Entries from a dataset
* Begin *
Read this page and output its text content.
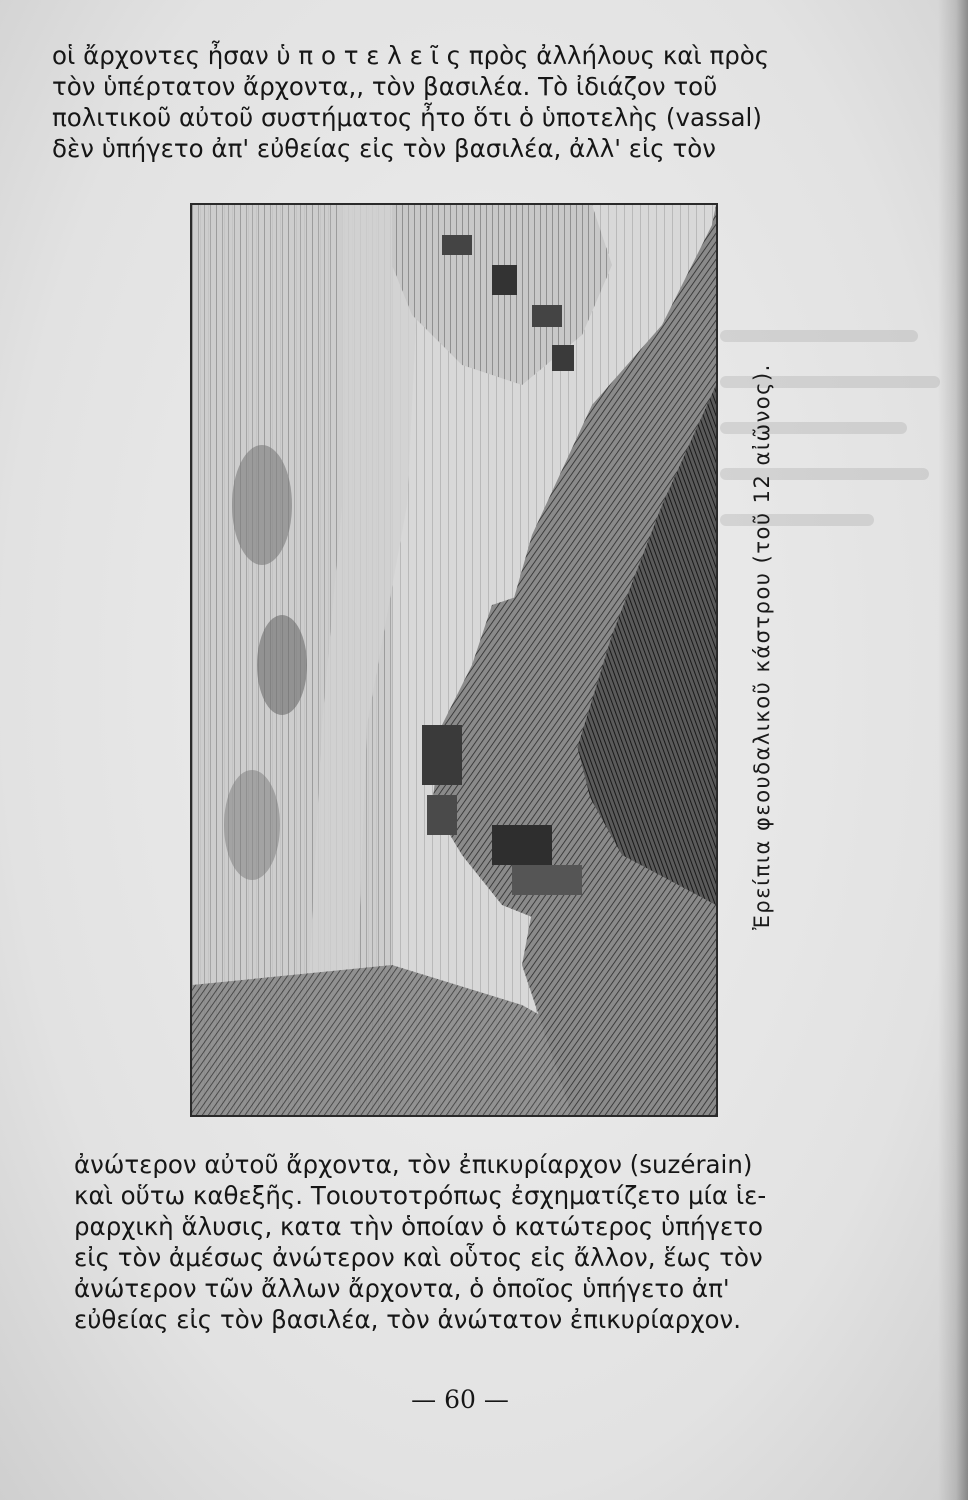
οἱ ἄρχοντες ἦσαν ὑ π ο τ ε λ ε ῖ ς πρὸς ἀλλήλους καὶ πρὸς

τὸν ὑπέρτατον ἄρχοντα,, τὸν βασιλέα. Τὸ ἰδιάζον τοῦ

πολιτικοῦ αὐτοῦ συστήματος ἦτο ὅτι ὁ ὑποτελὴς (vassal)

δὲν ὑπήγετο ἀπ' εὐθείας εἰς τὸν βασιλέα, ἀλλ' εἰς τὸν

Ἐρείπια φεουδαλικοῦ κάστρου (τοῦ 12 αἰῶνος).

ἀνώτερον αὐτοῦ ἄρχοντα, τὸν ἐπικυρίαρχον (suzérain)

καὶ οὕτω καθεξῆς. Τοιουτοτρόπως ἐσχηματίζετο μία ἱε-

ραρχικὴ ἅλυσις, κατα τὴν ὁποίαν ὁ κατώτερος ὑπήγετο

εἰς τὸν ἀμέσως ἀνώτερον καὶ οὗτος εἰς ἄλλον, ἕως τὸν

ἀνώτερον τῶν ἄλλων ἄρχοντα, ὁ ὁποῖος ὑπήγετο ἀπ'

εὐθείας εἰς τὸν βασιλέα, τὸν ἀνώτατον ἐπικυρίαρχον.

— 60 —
* End *
* Begin *
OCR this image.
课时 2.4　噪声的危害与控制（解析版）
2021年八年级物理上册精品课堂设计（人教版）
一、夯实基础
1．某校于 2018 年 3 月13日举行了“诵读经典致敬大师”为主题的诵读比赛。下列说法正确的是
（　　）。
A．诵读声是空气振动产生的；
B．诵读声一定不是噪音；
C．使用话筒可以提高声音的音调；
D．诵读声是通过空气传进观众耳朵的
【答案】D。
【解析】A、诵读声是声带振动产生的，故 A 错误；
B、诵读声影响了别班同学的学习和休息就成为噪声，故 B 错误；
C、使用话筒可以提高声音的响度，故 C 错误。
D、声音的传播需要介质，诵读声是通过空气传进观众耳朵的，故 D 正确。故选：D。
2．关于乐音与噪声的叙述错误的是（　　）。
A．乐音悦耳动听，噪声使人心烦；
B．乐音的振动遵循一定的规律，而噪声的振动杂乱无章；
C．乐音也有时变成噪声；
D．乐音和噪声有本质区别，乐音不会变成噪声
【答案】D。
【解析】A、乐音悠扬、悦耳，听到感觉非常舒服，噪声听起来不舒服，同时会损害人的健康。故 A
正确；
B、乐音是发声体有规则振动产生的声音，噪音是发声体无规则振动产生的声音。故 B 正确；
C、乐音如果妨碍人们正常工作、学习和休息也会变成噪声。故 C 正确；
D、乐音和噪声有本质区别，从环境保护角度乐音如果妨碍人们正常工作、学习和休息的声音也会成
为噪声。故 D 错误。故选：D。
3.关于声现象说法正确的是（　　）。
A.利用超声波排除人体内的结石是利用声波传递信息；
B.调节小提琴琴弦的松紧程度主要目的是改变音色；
* End *
▶ _Work required_
Copy all lines in the listing above where the string "乐音和噪声有本质区别" appears.

▶ _The solution_
D．乐音和噪声有本质区别，乐音不会变成噪声
D、乐音和噪声有本质区别，从环境保护角度乐音如果妨碍人们正常工作、学习和休息的声音也会成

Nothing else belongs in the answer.